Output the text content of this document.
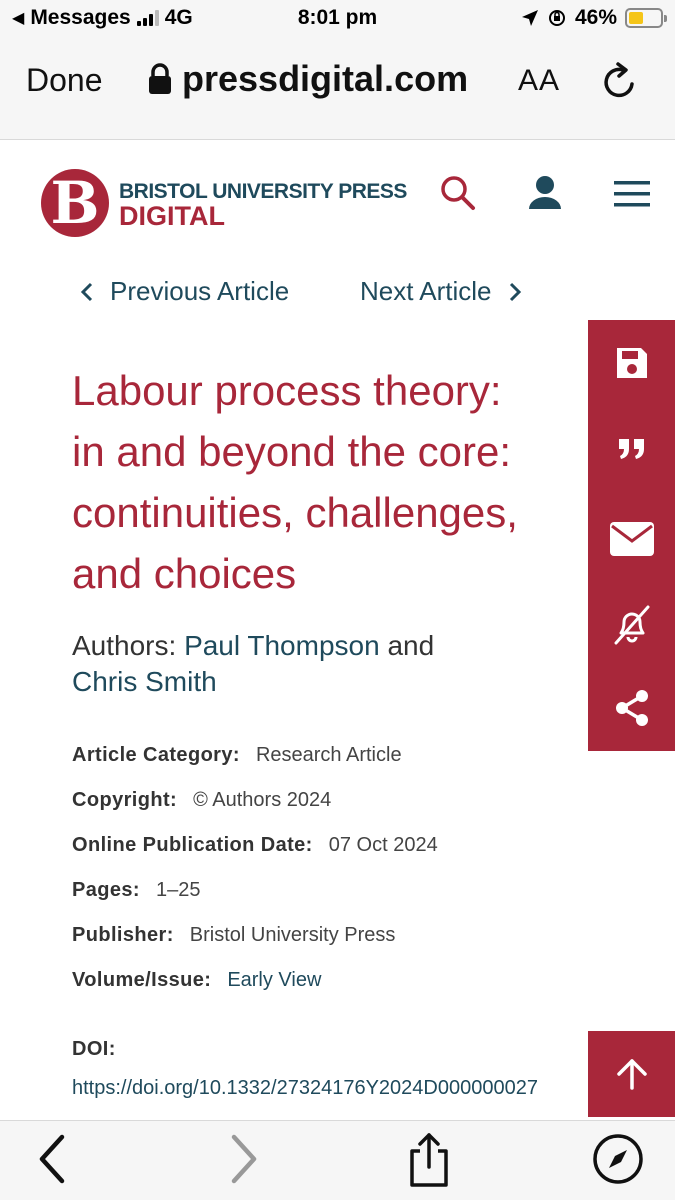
◀ Messages 4G	8:01 pm	46%
Done pressdigital.com AA
B BRISTOL UNIVERSITY PRESS
DIGITAL
Previous Article	Next Article
Labour process theory:
in and beyond the core:
continuities, challenges,
and choices
Authors: Paul Thompson and
Chris Smith
Article Category: Research Article
Copyright: © Authors 2024
Online Publication Date: 07 Oct 2024
Pages: 1–25
Publisher: Bristol University Press
Volume/Issue: Early View
DOI:
https://doi.org/10.1332/27324176Y2024D000000027
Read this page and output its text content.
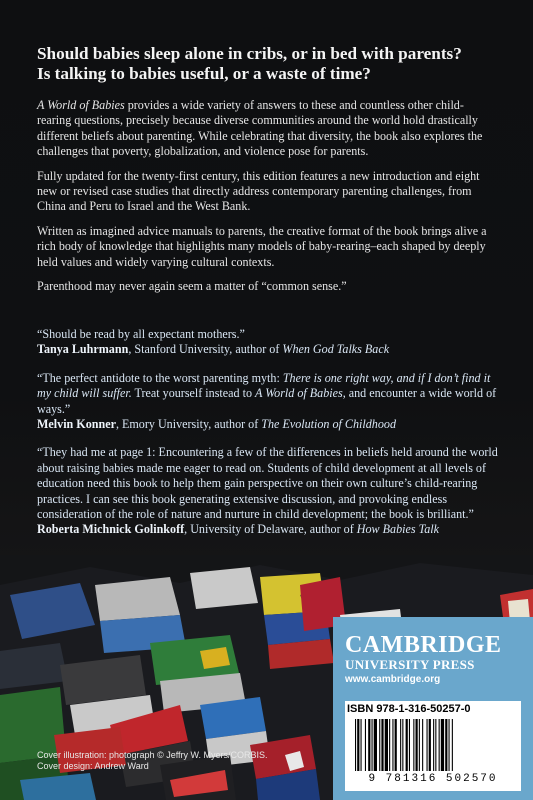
Should babies sleep alone in cribs, or in bed with parents?
Is talking to babies useful, or a waste of time?

A World of Babies provides a wide variety of answers to these and countless other child-rearing questions, precisely because diverse communities around the world hold drastically different beliefs about parenting. While celebrating that diversity, the book also explores the challenges that poverty, globalization, and violence pose for parents.

Fully updated for the twenty-first century, this edition features a new introduction and eight new or revised case studies that directly address contemporary parenting challenges, from China and Peru to Israel and the West Bank.

Written as imagined advice manuals to parents, the creative format of the book brings alive a rich body of knowledge that highlights many models of baby-rearing–each shaped by deeply held values and widely varying cultural contexts.

Parenthood may never again seem a matter of “common sense.”

“Should be read by all expectant mothers.”
Tanya Luhrmann, Stanford University, author of When God Talks Back
“The perfect antidote to the worst parenting myth: There is one right way, and if I don’t find it my child will suffer. Treat yourself instead to A World of Babies, and encounter a wide world of ways.”
Melvin Konner, Emory University, author of The Evolution of Childhood
“They had me at page 1: Encountering a few of the differences in beliefs held around the world about raising babies made me eager to read on. Students of child development at all levels of education need this book to help them gain perspective on their own culture’s child-rearing practices. I can see this book generating extensive discussion, and provoking endless consideration of the role of nature and nurture in child development; the book is brilliant.”
Roberta Michnick Golinkoff, University of Delaware, author of How Babies Talk
CAMBRIDGE
UNIVERSITY PRESS
www.cambridge.org
ISBN 978-1-316-50257-0
9 781316 502570
Cover illustration: photograph © Jeffry W. Myers/CORBIS.
Cover design: Andrew Ward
_ _ _ _ _
== WRITTEN TASK ==
Your answer should be a single number: how many lines of the material contain the word "Authors".

== OUTPUT OF THE EXERCISE ==
2